Task statement: Look through the entries below and report how many lines hold the string "percent". Only the number is wanted.

┄┄┄┄┄┄

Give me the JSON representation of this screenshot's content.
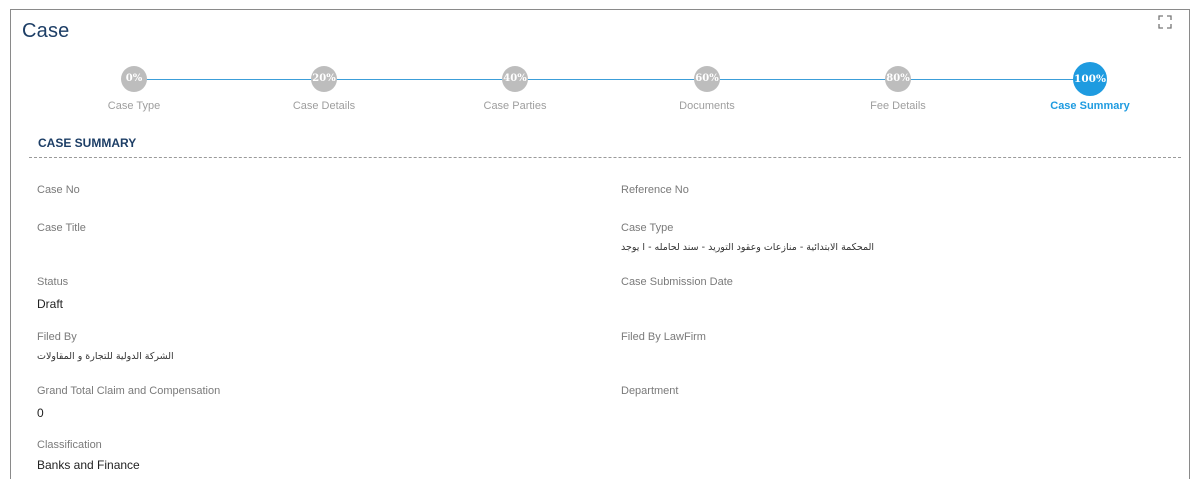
{
  "page": {
    "title": "Case",
    "expand_icon": "expand-icon"
  },
  "progress": {
    "accent_color": "#1e9be0",
    "inactive_color": "#bdbdbd",
    "steps": [
      {
        "percent": "0%",
        "label": "Case Type"
      },
      {
        "percent": "20%",
        "label": "Case Details"
      },
      {
        "percent": "40%",
        "label": "Case Parties"
      },
      {
        "percent": "60%",
        "label": "Documents"
      },
      {
        "percent": "80%",
        "label": "Fee Details"
      },
      {
        "percent": "100%",
        "label": "Case Summary",
        "active": true
      }
    ]
  },
  "summary": {
    "title": "CASE SUMMARY",
    "fields": {
      "case_no": {
        "label": "Case No",
        "value": ""
      },
      "reference_no": {
        "label": "Reference No",
        "value": ""
      },
      "case_title": {
        "label": "Case Title",
        "value": ""
      },
      "case_type": {
        "label": "Case Type",
        "value": "المحكمة الابتدائية - منازعات وعقود التوريد - سند لحامله - ا يوجد"
      },
      "status": {
        "label": "Status",
        "value": "Draft"
      },
      "submission_date": {
        "label": "Case Submission Date",
        "value": ""
      },
      "filed_by": {
        "label": "Filed By",
        "value": "الشركة الدولية للتجارة و المقاولات"
      },
      "filed_by_lawfirm": {
        "label": "Filed By LawFirm",
        "value": ""
      },
      "grand_total": {
        "label": "Grand Total Claim and Compensation",
        "value": "0"
      },
      "department": {
        "label": "Department",
        "value": ""
      },
      "classification": {
        "label": "Classification",
        "value": "Banks and Finance"
      }
    }
  }
}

┄┄┄┄┄┄

The output: 6